*AIM*:
For the entries that follow, tally the lines holding the string "title". Give the total and nothing else.

[START TASK INPUTS]

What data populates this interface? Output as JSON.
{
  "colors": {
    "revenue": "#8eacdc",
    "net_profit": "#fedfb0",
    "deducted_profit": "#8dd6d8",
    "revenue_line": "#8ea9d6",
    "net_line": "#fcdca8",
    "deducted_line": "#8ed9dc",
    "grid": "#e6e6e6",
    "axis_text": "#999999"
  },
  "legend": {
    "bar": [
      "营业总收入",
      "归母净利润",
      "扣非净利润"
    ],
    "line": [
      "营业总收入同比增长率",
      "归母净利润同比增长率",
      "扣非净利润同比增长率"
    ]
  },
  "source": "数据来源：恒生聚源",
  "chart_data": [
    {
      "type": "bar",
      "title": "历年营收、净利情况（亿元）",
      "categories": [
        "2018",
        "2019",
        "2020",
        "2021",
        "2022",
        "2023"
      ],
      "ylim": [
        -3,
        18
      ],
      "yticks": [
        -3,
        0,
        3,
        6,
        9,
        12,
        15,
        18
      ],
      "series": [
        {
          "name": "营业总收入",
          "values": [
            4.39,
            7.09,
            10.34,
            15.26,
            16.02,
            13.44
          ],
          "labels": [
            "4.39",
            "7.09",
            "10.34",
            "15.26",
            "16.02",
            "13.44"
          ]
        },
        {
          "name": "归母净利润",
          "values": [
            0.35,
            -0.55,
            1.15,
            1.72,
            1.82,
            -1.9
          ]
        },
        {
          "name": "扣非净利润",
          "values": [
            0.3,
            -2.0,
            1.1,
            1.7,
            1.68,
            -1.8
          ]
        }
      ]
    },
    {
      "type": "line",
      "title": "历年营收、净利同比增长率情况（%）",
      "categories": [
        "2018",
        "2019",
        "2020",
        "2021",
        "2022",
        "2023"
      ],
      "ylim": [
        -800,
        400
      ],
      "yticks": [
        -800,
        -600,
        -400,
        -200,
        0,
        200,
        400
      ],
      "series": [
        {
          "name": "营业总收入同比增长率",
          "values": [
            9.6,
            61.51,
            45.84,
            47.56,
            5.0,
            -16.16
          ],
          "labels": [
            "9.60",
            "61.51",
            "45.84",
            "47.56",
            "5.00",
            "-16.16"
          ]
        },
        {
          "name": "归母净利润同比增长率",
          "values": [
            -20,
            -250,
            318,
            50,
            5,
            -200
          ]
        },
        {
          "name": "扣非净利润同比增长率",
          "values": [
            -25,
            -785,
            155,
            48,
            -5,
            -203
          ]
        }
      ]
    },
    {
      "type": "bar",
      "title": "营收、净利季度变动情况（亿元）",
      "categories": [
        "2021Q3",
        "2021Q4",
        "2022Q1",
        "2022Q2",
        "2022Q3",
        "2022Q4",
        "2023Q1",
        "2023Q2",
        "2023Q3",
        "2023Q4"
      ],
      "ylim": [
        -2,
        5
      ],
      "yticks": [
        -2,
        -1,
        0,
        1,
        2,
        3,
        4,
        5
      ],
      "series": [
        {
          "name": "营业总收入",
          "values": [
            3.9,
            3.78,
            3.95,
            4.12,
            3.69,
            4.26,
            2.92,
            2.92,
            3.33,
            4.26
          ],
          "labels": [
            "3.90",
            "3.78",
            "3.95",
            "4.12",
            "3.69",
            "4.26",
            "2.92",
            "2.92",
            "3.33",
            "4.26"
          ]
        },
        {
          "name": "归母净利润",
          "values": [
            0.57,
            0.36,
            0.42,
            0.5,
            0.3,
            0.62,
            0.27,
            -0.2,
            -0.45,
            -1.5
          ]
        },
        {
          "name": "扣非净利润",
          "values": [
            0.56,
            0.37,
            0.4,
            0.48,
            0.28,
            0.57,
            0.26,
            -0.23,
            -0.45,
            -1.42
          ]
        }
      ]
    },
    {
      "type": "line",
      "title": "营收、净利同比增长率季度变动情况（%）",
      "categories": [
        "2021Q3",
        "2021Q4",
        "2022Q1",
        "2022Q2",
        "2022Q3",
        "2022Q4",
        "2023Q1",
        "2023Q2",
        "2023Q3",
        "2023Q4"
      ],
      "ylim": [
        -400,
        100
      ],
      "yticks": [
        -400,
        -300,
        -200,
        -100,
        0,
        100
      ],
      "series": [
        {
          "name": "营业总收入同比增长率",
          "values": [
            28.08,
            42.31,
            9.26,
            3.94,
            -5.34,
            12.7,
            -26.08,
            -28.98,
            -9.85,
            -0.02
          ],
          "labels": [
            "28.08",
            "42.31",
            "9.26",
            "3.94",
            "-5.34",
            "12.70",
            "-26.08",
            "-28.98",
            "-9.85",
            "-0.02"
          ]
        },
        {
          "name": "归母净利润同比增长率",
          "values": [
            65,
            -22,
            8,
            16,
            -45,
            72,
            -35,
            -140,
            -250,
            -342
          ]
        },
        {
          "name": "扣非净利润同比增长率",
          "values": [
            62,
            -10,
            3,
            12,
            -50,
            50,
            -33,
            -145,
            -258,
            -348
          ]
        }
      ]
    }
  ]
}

[END TASK INPUTS]

*ANSWER IN FULL*:
4